* Task prompt *
Return all of the entries word for word, but omit the pictures they contain.

* Input material *
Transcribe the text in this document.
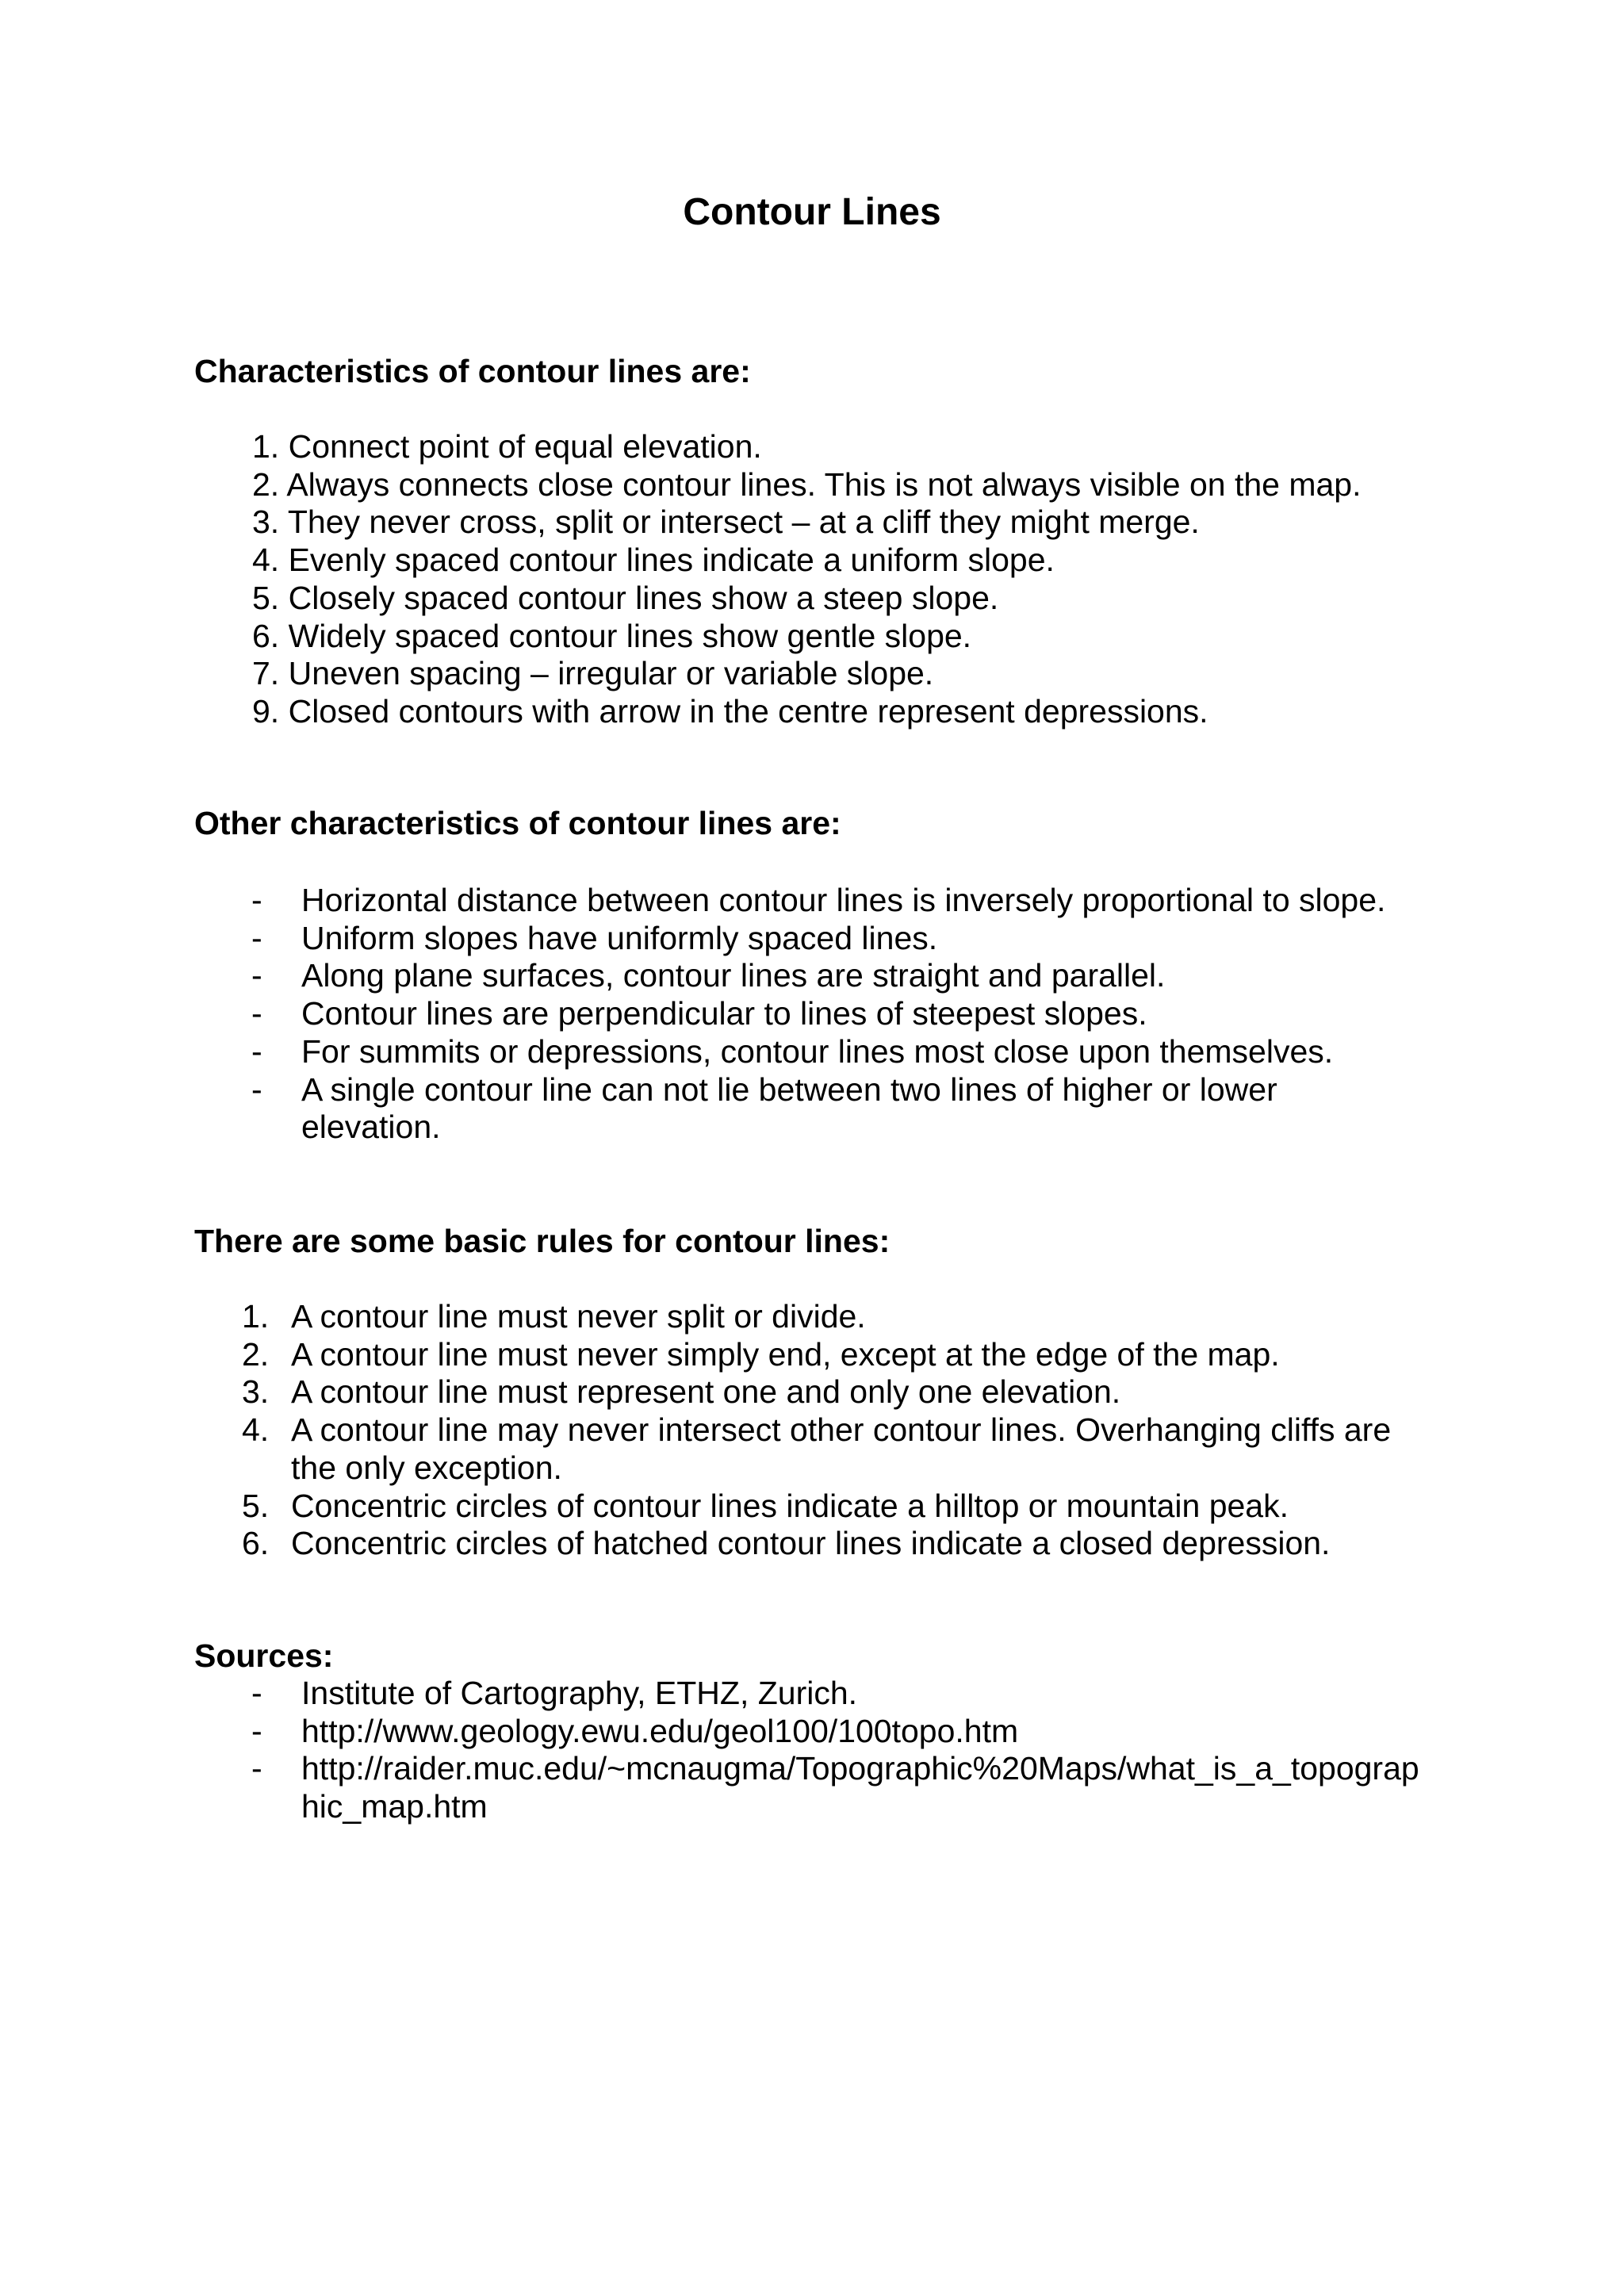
Contour Lines
Characteristics of contour lines are:
1. Connect point of equal elevation.
2. Always connects close contour lines. This is not always visible on the map.
3. They never cross, split or intersect – at a cliff they might merge.
4. Evenly spaced contour lines indicate a uniform slope.
5. Closely spaced contour lines show a steep slope.
6. Widely spaced contour lines show gentle slope.
7. Uneven spacing – irregular or variable slope.
9. Closed contours with arrow in the centre represent depressions.
Other characteristics of contour lines are:
- Horizontal distance between contour lines is inversely proportional to slope.
- Uniform slopes have uniformly spaced lines.
- Along plane surfaces, contour lines are straight and parallel.
- Contour lines are perpendicular to lines of steepest slopes.
- For summits or depressions, contour lines most close upon themselves.
- A single contour line can not lie between two lines of higher or lower elevation.
There are some basic rules for contour lines:
1. A contour line must never split or divide.
2. A contour line must never simply end, except at the edge of the map.
3. A contour line must represent one and only one elevation.
4. A contour line may never intersect other contour lines. Overhanging cliffs are the only exception.
5. Concentric circles of contour lines indicate a hilltop or mountain peak.
6. Concentric circles of hatched contour lines indicate a closed depression.
Sources:
- Institute of Cartography, ETHZ, Zurich.
- http://www.geology.ewu.edu/geol100/100topo.htm
- http://raider.muc.edu/~mcnaugma/Topographic%20Maps/what_is_a_topographic_map.htm
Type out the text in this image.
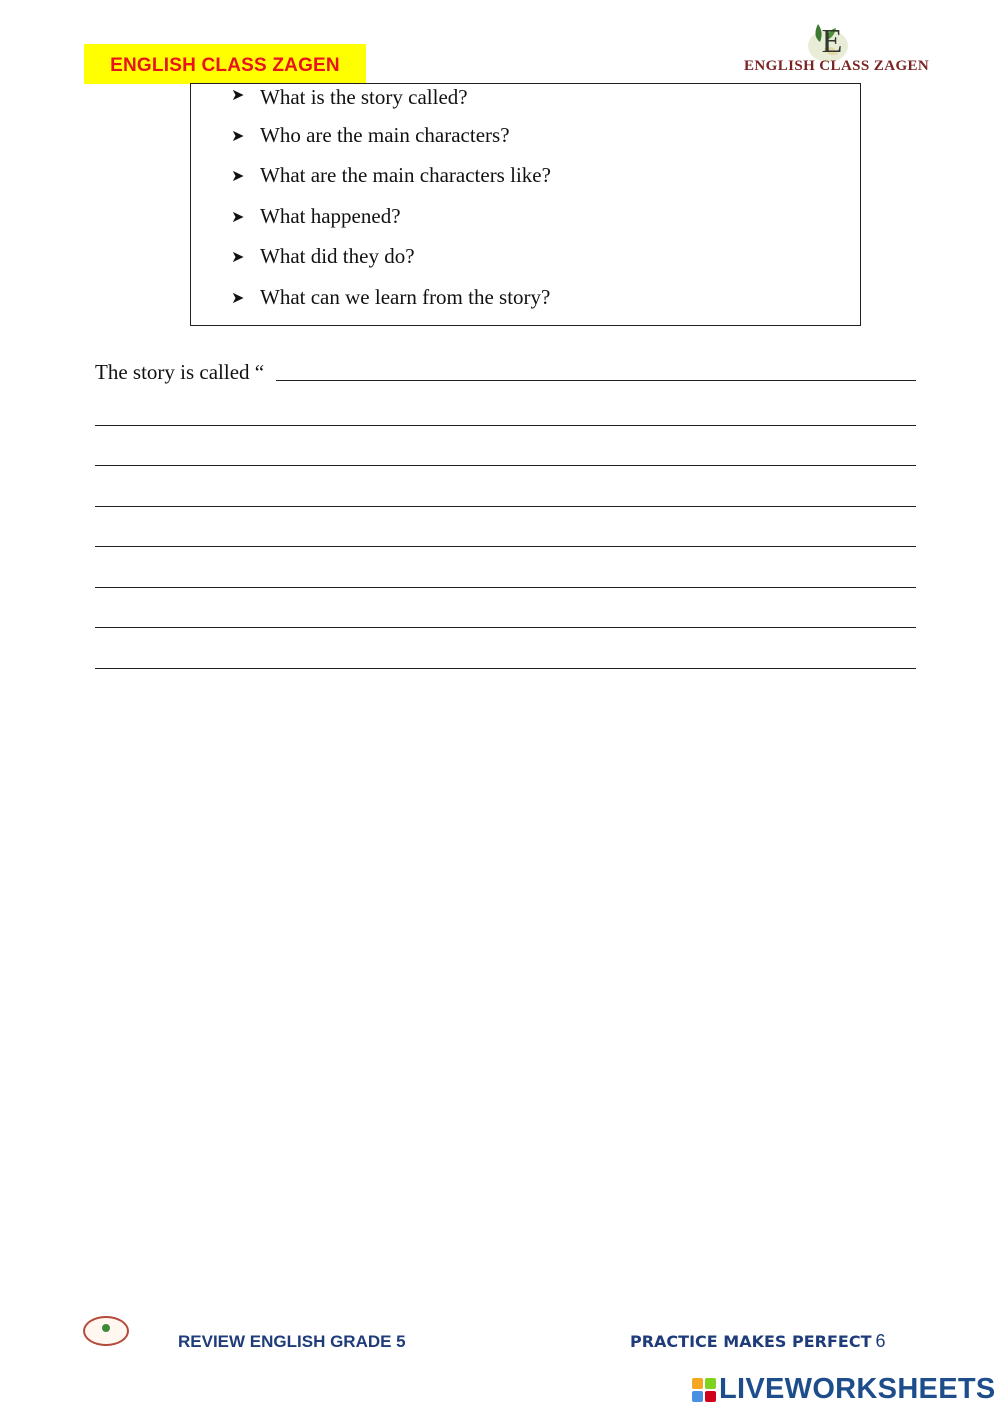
ENGLISH CLASS ZAGEN
E
ENGLISH CLASS ZAGEN
➤ What is the story called?
➤ Who are the main characters?
➤ What are the main characters like?
➤ What happened?
➤ What did they do?
➤ What can we learn from the story?
The story is called “
REVIEW ENGLISH GRADE 5	PRACTICE MAKES PERFECT 6
LIVEWORKSHEETS
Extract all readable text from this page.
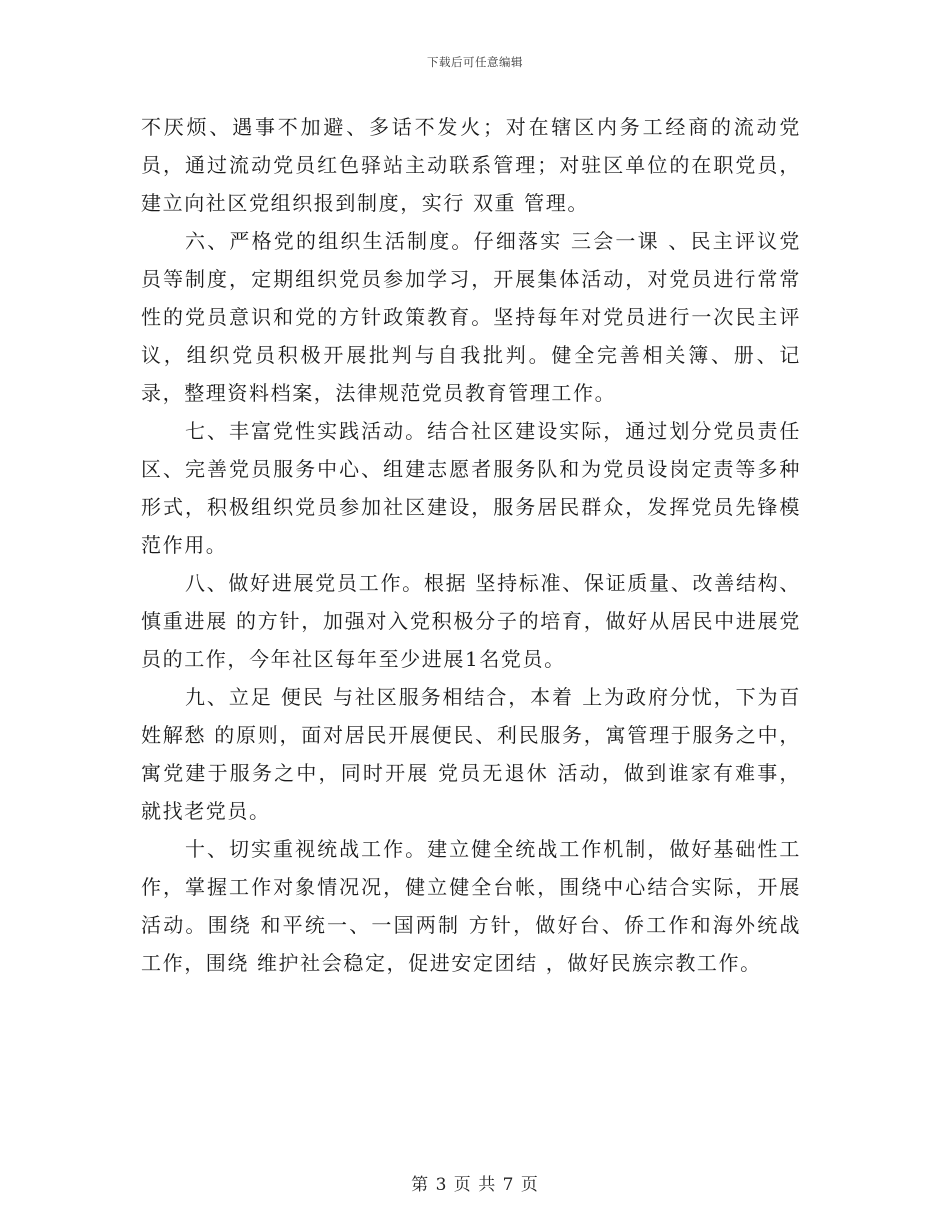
下载后可任意编辑

不厌烦、遇事不加避、多话不发火；对在辖区内务工经商的流动党员，通过流动党员红色驿站主动联系管理；对驻区单位的在职党员，建立向社区党组织报到制度，实行 双重 管理。

六、严格党的组织生活制度。仔细落实 三会一课 、民主评议党员等制度，定期组织党员参加学习，开展集体活动，对党员进行常常性的党员意识和党的方针政策教育。坚持每年对党员进行一次民主评议，组织党员积极开展批判与自我批判。健全完善相关簿、册、记录，整理资料档案，法律规范党员教育管理工作。

七、丰富党性实践活动。结合社区建设实际，通过划分党员责任区、完善党员服务中心、组建志愿者服务队和为党员设岗定责等多种形式，积极组织党员参加社区建设，服务居民群众，发挥党员先锋模范作用。

八、做好进展党员工作。根据 坚持标准、保证质量、改善结构、慎重进展 的方针，加强对入党积极分子的培育，做好从居民中进展党员的工作，今年社区每年至少进展1名党员。

九、立足 便民 与社区服务相结合，本着 上为政府分忧，下为百姓解愁 的原则，面对居民开展便民、利民服务，寓管理于服务之中，寓党建于服务之中，同时开展 党员无退休 活动，做到谁家有难事，就找老党员。

十、切实重视统战工作。建立健全统战工作机制，做好基础性工作，掌握工作对象情况况，健立健全台帐，围绕中心结合实际，开展活动。围绕 和平统一、一国两制 方针，做好台、侨工作和海外统战工作，围绕 维护社会稳定，促进安定团结 ，做好民族宗教工作。

第 3 页 共 7 页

* Solved problem *
Transcribe the text in this document.
Contour Lines
Characteristics of contour lines are:
1. Connect point of equal elevation.
2. Always connects close contour lines. This is not always visible on the map.
3. They never cross, split or intersect – at a cliff they might merge.
4. Evenly spaced contour lines indicate a uniform slope.
5. Closely spaced contour lines show a steep slope.
6. Widely spaced contour lines show gentle slope.
7. Uneven spacing – irregular or variable slope.
9. Closed contours with arrow in the centre represent depressions.
Other characteristics of contour lines are:
- Horizontal distance between contour lines is inversely proportional to slope.
- Uniform slopes have uniformly spaced lines.
- Along plane surfaces, contour lines are straight and parallel.
- Contour lines are perpendicular to lines of steepest slopes.
- For summits or depressions, contour lines most close upon themselves.
- A single contour line can not lie between two lines of higher or lower elevation.
There are some basic rules for contour lines:
1. A contour line must never split or divide.
2. A contour line must never simply end, except at the edge of the map.
3. A contour line must represent one and only one elevation.
4. A contour line may never intersect other contour lines. Overhanging cliffs are the only exception.
5. Concentric circles of contour lines indicate a hilltop or mountain peak.
6. Concentric circles of hatched contour lines indicate a closed depression.
Sources:
- Institute of Cartography, ETHZ, Zurich.
- http://www.geology.ewu.edu/geol100/100topo.htm
- http://raider.muc.edu/~mcnaugma/Topographic%20Maps/what_is_a_topographic_map.htm
Type out the text in this image.
ENGLISH CLASS ZAGEN
E
ENGLISH CLASS ZAGEN
➤ What is the story called?
➤ Who are the main characters?
➤ What are the main characters like?
➤ What happened?
➤ What did they do?
➤ What can we learn from the story?
The story is called “
REVIEW ENGLISH GRADE 5	PRACTICE MAKES PERFECT 6
LIVEWORKSHEETS
Extract all readable text from this page.
下载后可任意编辑

不厌烦、遇事不加避、多话不发火；对在辖区内务工经商的流动党员，通过流动党员红色驿站主动联系管理；对驻区单位的在职党员，建立向社区党组织报到制度，实行 双重 管理。

六、严格党的组织生活制度。仔细落实 三会一课 、民主评议党员等制度，定期组织党员参加学习，开展集体活动，对党员进行常常性的党员意识和党的方针政策教育。坚持每年对党员进行一次民主评议，组织党员积极开展批判与自我批判。健全完善相关簿、册、记录，整理资料档案，法律规范党员教育管理工作。

七、丰富党性实践活动。结合社区建设实际，通过划分党员责任区、完善党员服务中心、组建志愿者服务队和为党员设岗定责等多种形式，积极组织党员参加社区建设，服务居民群众，发挥党员先锋模范作用。

八、做好进展党员工作。根据 坚持标准、保证质量、改善结构、慎重进展 的方针，加强对入党积极分子的培育，做好从居民中进展党员的工作，今年社区每年至少进展1名党员。

九、立足 便民 与社区服务相结合，本着 上为政府分忧，下为百姓解愁 的原则，面对居民开展便民、利民服务，寓管理于服务之中，寓党建于服务之中，同时开展 党员无退休 活动，做到谁家有难事，就找老党员。

十、切实重视统战工作。建立健全统战工作机制，做好基础性工作，掌握工作对象情况况，健立健全台帐，围绕中心结合实际，开展活动。围绕 和平统一、一国两制 方针，做好台、侨工作和海外统战工作，围绕 维护社会稳定，促进安定团结 ，做好民族宗教工作。

第 3 页 共 7 页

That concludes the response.